-- START Provided records --

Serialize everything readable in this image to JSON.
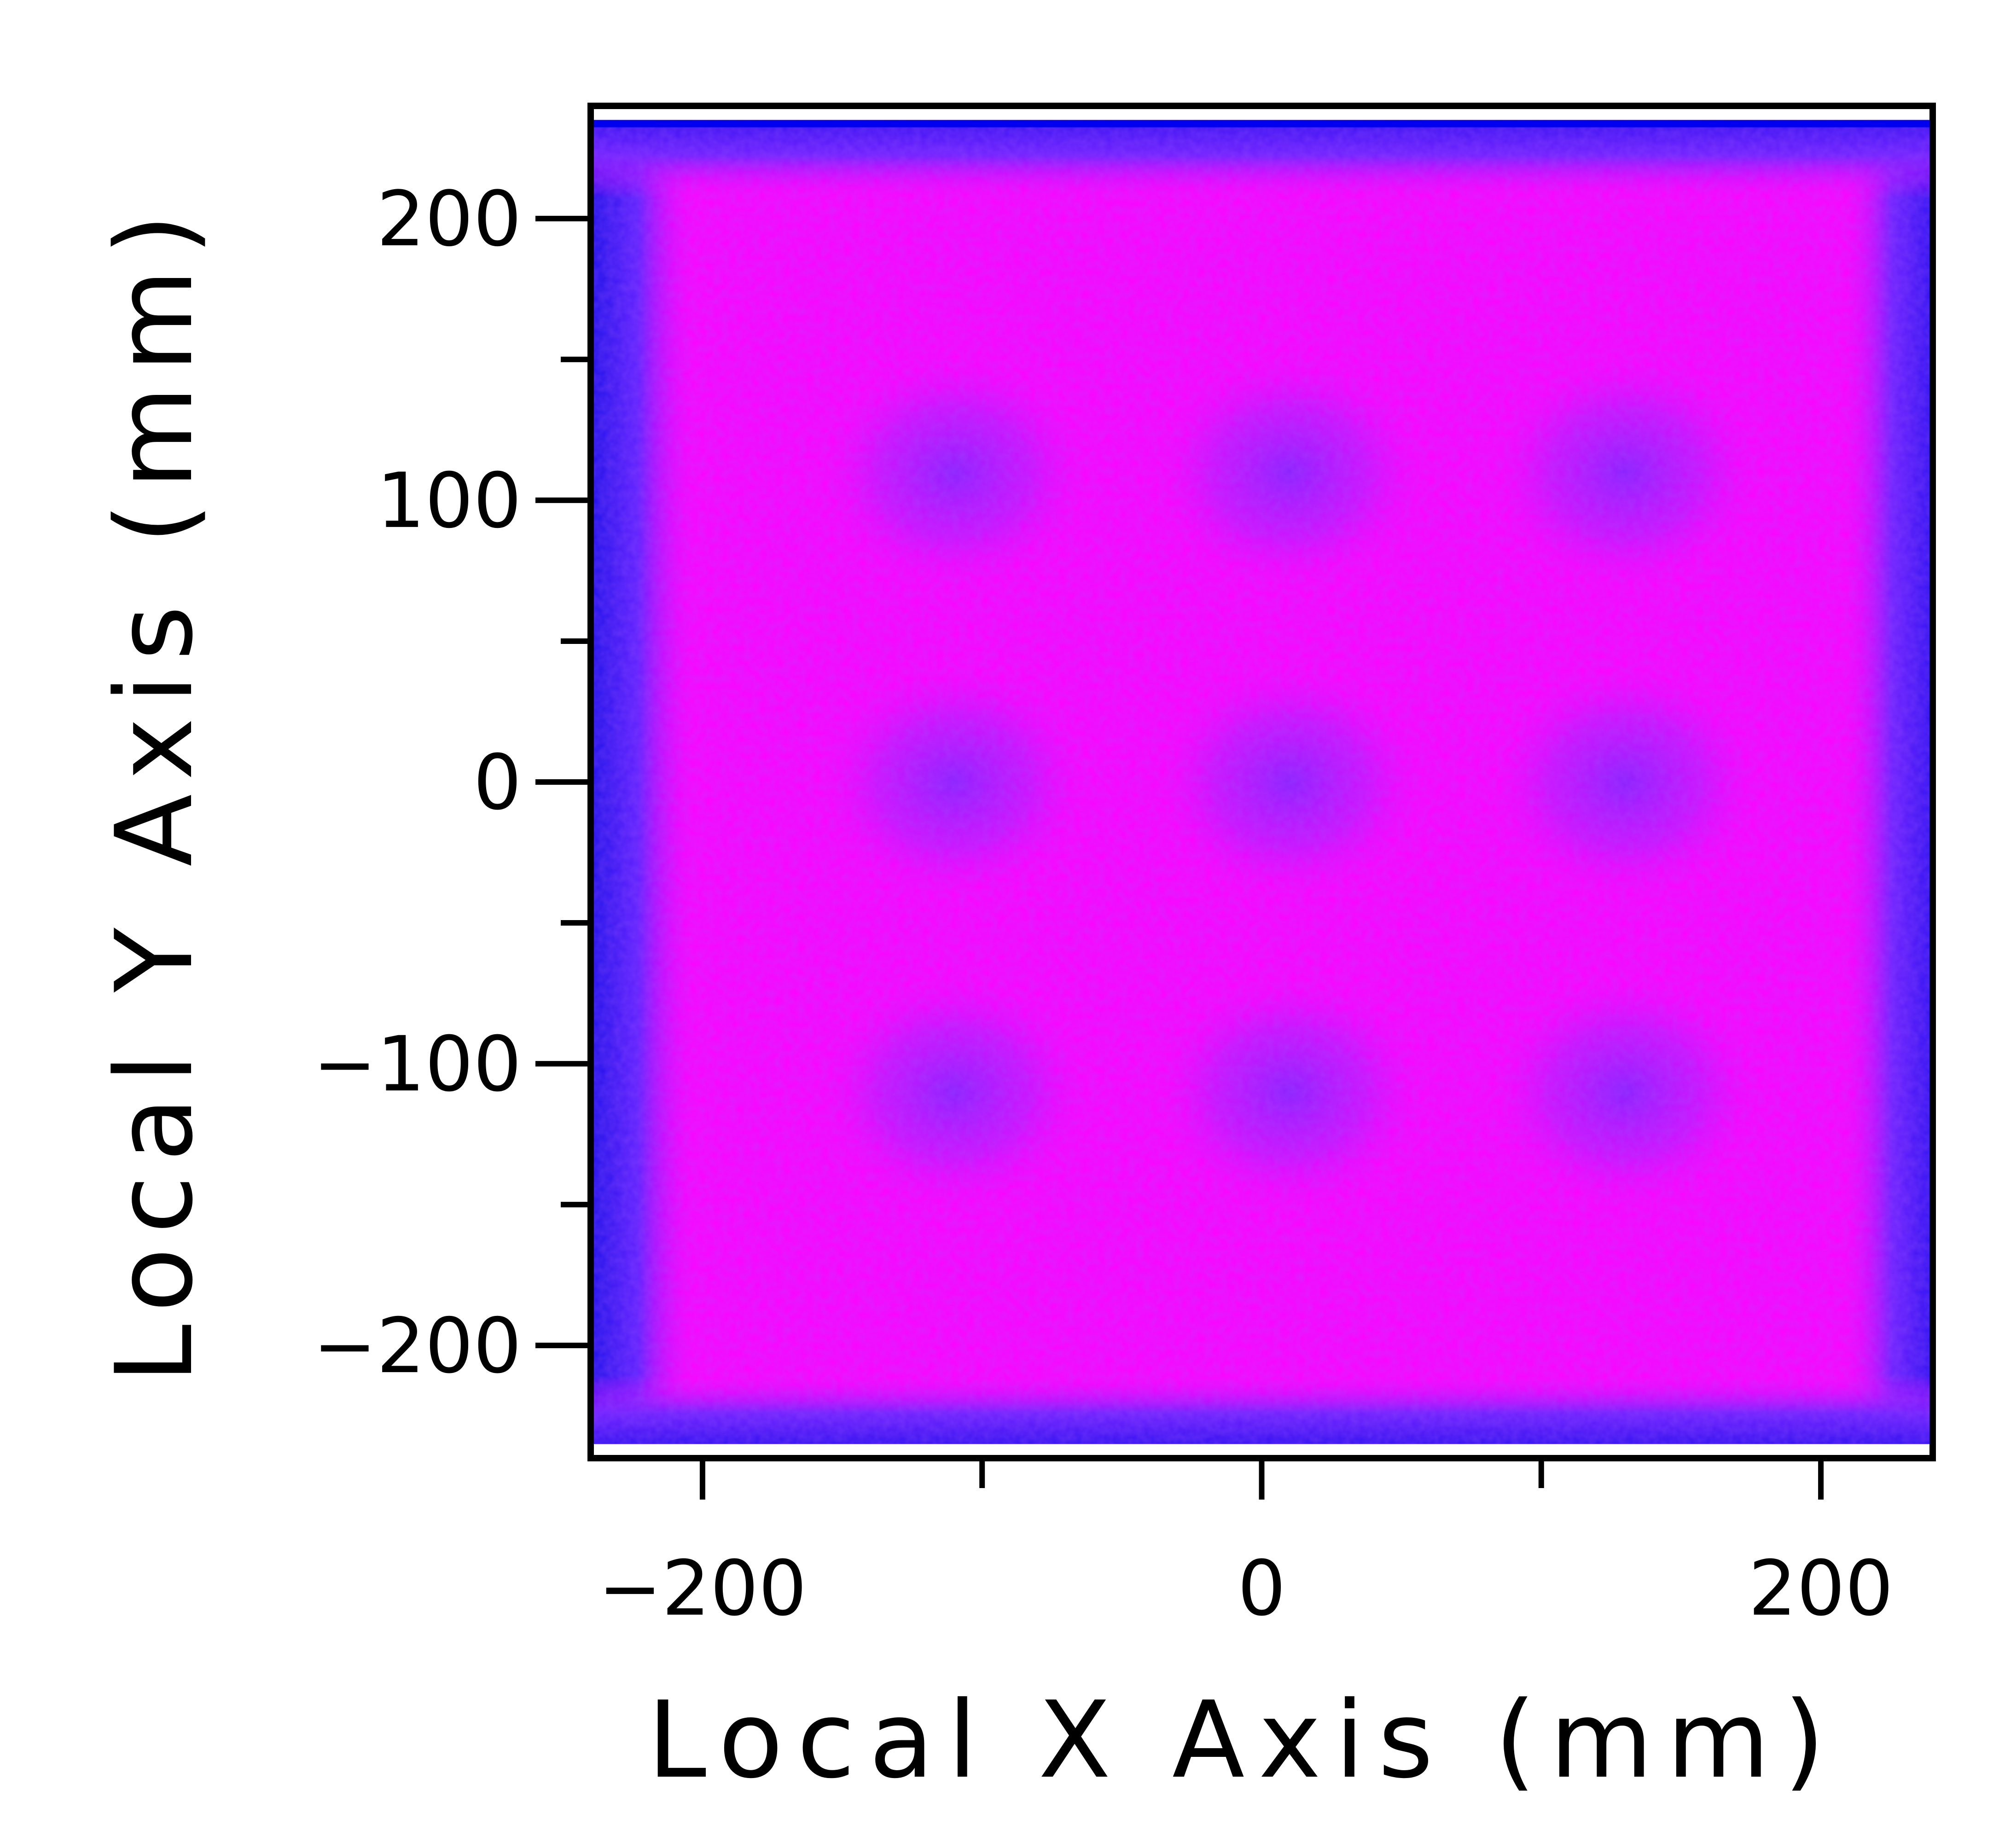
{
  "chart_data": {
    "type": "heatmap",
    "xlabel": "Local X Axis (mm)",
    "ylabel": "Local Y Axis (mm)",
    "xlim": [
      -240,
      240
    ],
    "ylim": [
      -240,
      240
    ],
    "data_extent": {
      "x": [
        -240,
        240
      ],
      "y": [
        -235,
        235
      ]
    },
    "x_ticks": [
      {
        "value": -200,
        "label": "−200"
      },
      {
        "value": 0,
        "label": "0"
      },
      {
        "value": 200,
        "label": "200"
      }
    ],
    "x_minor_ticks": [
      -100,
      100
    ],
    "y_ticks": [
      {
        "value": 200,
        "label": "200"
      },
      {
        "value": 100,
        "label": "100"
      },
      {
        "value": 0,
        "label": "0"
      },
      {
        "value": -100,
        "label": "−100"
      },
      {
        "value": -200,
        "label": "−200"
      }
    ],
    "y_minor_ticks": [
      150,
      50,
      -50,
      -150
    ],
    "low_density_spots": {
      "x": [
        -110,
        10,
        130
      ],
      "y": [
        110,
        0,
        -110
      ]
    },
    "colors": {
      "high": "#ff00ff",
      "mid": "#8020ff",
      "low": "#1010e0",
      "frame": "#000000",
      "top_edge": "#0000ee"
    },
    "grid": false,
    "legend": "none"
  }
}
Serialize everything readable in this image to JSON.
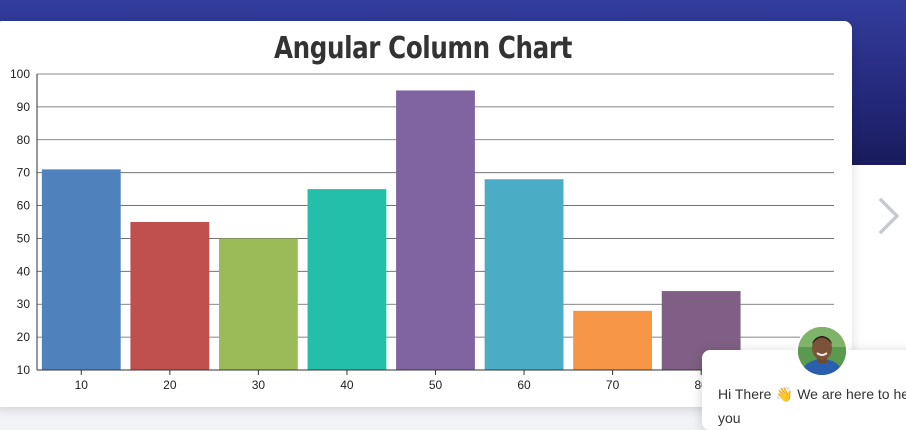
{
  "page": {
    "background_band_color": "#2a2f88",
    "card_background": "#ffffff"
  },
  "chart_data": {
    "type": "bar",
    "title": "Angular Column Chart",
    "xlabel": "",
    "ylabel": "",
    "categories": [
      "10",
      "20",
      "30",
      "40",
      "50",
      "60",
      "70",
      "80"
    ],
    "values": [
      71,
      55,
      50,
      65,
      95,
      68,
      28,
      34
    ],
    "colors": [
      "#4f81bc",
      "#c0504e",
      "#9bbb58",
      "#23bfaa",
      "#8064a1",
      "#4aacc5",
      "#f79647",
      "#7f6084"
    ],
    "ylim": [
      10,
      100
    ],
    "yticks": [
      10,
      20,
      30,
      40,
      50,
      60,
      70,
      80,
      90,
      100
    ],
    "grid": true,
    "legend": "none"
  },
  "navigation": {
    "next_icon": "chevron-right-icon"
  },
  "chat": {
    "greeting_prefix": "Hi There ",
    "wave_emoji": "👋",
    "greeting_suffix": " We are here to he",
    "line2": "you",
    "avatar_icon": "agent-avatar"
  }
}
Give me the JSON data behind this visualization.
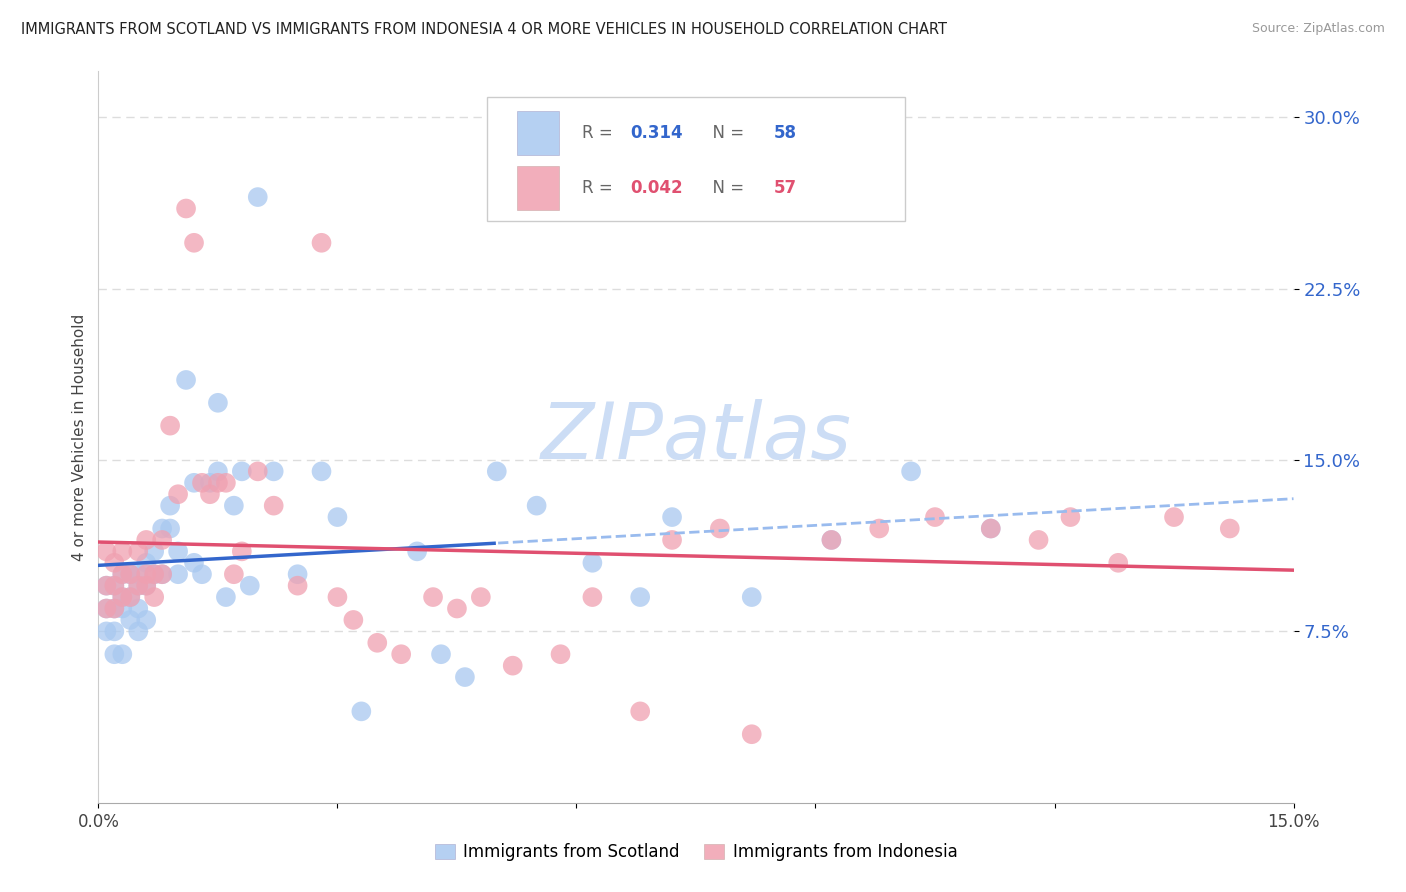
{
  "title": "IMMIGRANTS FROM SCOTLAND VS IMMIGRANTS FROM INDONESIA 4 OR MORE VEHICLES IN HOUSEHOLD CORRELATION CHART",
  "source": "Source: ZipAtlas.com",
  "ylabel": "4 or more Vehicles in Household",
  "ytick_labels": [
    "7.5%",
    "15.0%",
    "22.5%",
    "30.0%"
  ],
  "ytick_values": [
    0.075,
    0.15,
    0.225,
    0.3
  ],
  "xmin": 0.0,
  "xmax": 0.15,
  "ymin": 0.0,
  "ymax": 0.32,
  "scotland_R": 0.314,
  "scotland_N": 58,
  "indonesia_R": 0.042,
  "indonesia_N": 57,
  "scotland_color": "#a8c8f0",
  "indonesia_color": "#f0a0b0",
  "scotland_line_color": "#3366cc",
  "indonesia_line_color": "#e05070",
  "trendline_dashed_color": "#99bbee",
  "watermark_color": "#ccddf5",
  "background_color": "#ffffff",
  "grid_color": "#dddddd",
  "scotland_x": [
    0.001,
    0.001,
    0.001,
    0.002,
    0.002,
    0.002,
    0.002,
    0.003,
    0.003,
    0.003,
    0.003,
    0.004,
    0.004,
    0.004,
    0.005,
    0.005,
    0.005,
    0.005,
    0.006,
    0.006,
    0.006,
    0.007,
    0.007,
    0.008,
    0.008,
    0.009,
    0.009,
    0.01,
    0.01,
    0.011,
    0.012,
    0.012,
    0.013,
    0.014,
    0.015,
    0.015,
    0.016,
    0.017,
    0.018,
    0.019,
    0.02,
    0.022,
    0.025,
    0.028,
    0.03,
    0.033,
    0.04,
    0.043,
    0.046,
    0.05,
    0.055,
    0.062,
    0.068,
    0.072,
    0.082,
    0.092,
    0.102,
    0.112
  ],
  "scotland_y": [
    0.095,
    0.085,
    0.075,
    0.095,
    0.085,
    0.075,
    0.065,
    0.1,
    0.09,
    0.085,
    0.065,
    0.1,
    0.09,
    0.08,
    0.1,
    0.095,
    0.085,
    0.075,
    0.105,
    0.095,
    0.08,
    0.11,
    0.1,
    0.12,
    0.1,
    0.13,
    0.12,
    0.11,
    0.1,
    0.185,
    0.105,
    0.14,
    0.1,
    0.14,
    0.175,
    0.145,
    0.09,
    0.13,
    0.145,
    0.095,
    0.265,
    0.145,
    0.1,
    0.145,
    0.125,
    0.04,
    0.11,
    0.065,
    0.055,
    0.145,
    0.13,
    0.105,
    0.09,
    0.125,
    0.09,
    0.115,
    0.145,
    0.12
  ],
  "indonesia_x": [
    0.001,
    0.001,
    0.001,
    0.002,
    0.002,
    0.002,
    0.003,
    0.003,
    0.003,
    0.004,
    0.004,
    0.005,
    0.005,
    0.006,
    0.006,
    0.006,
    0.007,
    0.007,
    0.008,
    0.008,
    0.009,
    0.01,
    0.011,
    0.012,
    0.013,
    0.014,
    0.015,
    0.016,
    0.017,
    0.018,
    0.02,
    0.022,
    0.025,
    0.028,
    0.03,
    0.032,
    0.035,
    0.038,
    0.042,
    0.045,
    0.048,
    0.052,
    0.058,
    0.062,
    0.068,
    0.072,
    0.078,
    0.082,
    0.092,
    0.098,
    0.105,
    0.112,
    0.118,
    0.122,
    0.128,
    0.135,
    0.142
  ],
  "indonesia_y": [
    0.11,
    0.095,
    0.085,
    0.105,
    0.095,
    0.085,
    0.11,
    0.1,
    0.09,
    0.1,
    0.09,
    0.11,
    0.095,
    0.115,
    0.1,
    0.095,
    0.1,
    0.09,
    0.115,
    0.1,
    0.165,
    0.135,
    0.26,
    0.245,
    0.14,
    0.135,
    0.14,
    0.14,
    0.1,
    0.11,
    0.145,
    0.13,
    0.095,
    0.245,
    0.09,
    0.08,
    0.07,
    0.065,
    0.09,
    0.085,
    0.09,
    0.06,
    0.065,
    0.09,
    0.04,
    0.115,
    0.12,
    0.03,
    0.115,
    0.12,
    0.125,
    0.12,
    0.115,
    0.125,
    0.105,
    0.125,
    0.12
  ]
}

-- END Provided records --

(Instruction)
Skipping the pictures, transcribe each line above exactly as it appears.

(Response)
Serialize everything readable in this image to JSON.
{
  "chart_data": {
    "type": "heatmap",
    "xlabel": "Local X Axis (mm)",
    "ylabel": "Local Y Axis (mm)",
    "xlim": [
      -240,
      240
    ],
    "ylim": [
      -240,
      240
    ],
    "data_extent": {
      "x": [
        -240,
        240
      ],
      "y": [
        -235,
        235
      ]
    },
    "x_ticks": [
      {
        "value": -200,
        "label": "−200"
      },
      {
        "value": 0,
        "label": "0"
      },
      {
        "value": 200,
        "label": "200"
      }
    ],
    "x_minor_ticks": [
      -100,
      100
    ],
    "y_ticks": [
      {
        "value": 200,
        "label": "200"
      },
      {
        "value": 100,
        "label": "100"
      },
      {
        "value": 0,
        "label": "0"
      },
      {
        "value": -100,
        "label": "−100"
      },
      {
        "value": -200,
        "label": "−200"
      }
    ],
    "y_minor_ticks": [
      150,
      50,
      -50,
      -150
    ],
    "low_density_spots": {
      "x": [
        -110,
        10,
        130
      ],
      "y": [
        110,
        0,
        -110
      ]
    },
    "colors": {
      "high": "#ff00ff",
      "mid": "#8020ff",
      "low": "#1010e0",
      "frame": "#000000",
      "top_edge": "#0000ee"
    },
    "grid": false,
    "legend": "none"
  }
}
Serialize everything readable in this image to JSON.
{
  "page": {
    "background_band_color": "#2a2f88",
    "card_background": "#ffffff"
  },
  "chart_data": {
    "type": "bar",
    "title": "Angular Column Chart",
    "xlabel": "",
    "ylabel": "",
    "categories": [
      "10",
      "20",
      "30",
      "40",
      "50",
      "60",
      "70",
      "80"
    ],
    "values": [
      71,
      55,
      50,
      65,
      95,
      68,
      28,
      34
    ],
    "colors": [
      "#4f81bc",
      "#c0504e",
      "#9bbb58",
      "#23bfaa",
      "#8064a1",
      "#4aacc5",
      "#f79647",
      "#7f6084"
    ],
    "ylim": [
      10,
      100
    ],
    "yticks": [
      10,
      20,
      30,
      40,
      50,
      60,
      70,
      80,
      90,
      100
    ],
    "grid": true,
    "legend": "none"
  },
  "navigation": {
    "next_icon": "chevron-right-icon"
  },
  "chat": {
    "greeting_prefix": "Hi There ",
    "wave_emoji": "👋",
    "greeting_suffix": " We are here to he",
    "line2": "you",
    "avatar_icon": "agent-avatar"
  }
}
Give me the JSON data behind this visualization.
{
  "title": "IMMIGRANTS FROM SCOTLAND VS IMMIGRANTS FROM INDONESIA 4 OR MORE VEHICLES IN HOUSEHOLD CORRELATION CHART",
  "source": "Source: ZipAtlas.com",
  "ylabel": "4 or more Vehicles in Household",
  "ytick_labels": [
    "7.5%",
    "15.0%",
    "22.5%",
    "30.0%"
  ],
  "ytick_values": [
    0.075,
    0.15,
    0.225,
    0.3
  ],
  "xmin": 0.0,
  "xmax": 0.15,
  "ymin": 0.0,
  "ymax": 0.32,
  "scotland_R": 0.314,
  "scotland_N": 58,
  "indonesia_R": 0.042,
  "indonesia_N": 57,
  "scotland_color": "#a8c8f0",
  "indonesia_color": "#f0a0b0",
  "scotland_line_color": "#3366cc",
  "indonesia_line_color": "#e05070",
  "trendline_dashed_color": "#99bbee",
  "watermark_color": "#ccddf5",
  "background_color": "#ffffff",
  "grid_color": "#dddddd",
  "scotland_x": [
    0.001,
    0.001,
    0.001,
    0.002,
    0.002,
    0.002,
    0.002,
    0.003,
    0.003,
    0.003,
    0.003,
    0.004,
    0.004,
    0.004,
    0.005,
    0.005,
    0.005,
    0.005,
    0.006,
    0.006,
    0.006,
    0.007,
    0.007,
    0.008,
    0.008,
    0.009,
    0.009,
    0.01,
    0.01,
    0.011,
    0.012,
    0.012,
    0.013,
    0.014,
    0.015,
    0.015,
    0.016,
    0.017,
    0.018,
    0.019,
    0.02,
    0.022,
    0.025,
    0.028,
    0.03,
    0.033,
    0.04,
    0.043,
    0.046,
    0.05,
    0.055,
    0.062,
    0.068,
    0.072,
    0.082,
    0.092,
    0.102,
    0.112
  ],
  "scotland_y": [
    0.095,
    0.085,
    0.075,
    0.095,
    0.085,
    0.075,
    0.065,
    0.1,
    0.09,
    0.085,
    0.065,
    0.1,
    0.09,
    0.08,
    0.1,
    0.095,
    0.085,
    0.075,
    0.105,
    0.095,
    0.08,
    0.11,
    0.1,
    0.12,
    0.1,
    0.13,
    0.12,
    0.11,
    0.1,
    0.185,
    0.105,
    0.14,
    0.1,
    0.14,
    0.175,
    0.145,
    0.09,
    0.13,
    0.145,
    0.095,
    0.265,
    0.145,
    0.1,
    0.145,
    0.125,
    0.04,
    0.11,
    0.065,
    0.055,
    0.145,
    0.13,
    0.105,
    0.09,
    0.125,
    0.09,
    0.115,
    0.145,
    0.12
  ],
  "indonesia_x": [
    0.001,
    0.001,
    0.001,
    0.002,
    0.002,
    0.002,
    0.003,
    0.003,
    0.003,
    0.004,
    0.004,
    0.005,
    0.005,
    0.006,
    0.006,
    0.006,
    0.007,
    0.007,
    0.008,
    0.008,
    0.009,
    0.01,
    0.011,
    0.012,
    0.013,
    0.014,
    0.015,
    0.016,
    0.017,
    0.018,
    0.02,
    0.022,
    0.025,
    0.028,
    0.03,
    0.032,
    0.035,
    0.038,
    0.042,
    0.045,
    0.048,
    0.052,
    0.058,
    0.062,
    0.068,
    0.072,
    0.078,
    0.082,
    0.092,
    0.098,
    0.105,
    0.112,
    0.118,
    0.122,
    0.128,
    0.135,
    0.142
  ],
  "indonesia_y": [
    0.11,
    0.095,
    0.085,
    0.105,
    0.095,
    0.085,
    0.11,
    0.1,
    0.09,
    0.1,
    0.09,
    0.11,
    0.095,
    0.115,
    0.1,
    0.095,
    0.1,
    0.09,
    0.115,
    0.1,
    0.165,
    0.135,
    0.26,
    0.245,
    0.14,
    0.135,
    0.14,
    0.14,
    0.1,
    0.11,
    0.145,
    0.13,
    0.095,
    0.245,
    0.09,
    0.08,
    0.07,
    0.065,
    0.09,
    0.085,
    0.09,
    0.06,
    0.065,
    0.09,
    0.04,
    0.115,
    0.12,
    0.03,
    0.115,
    0.12,
    0.125,
    0.12,
    0.115,
    0.125,
    0.105,
    0.125,
    0.12
  ]
}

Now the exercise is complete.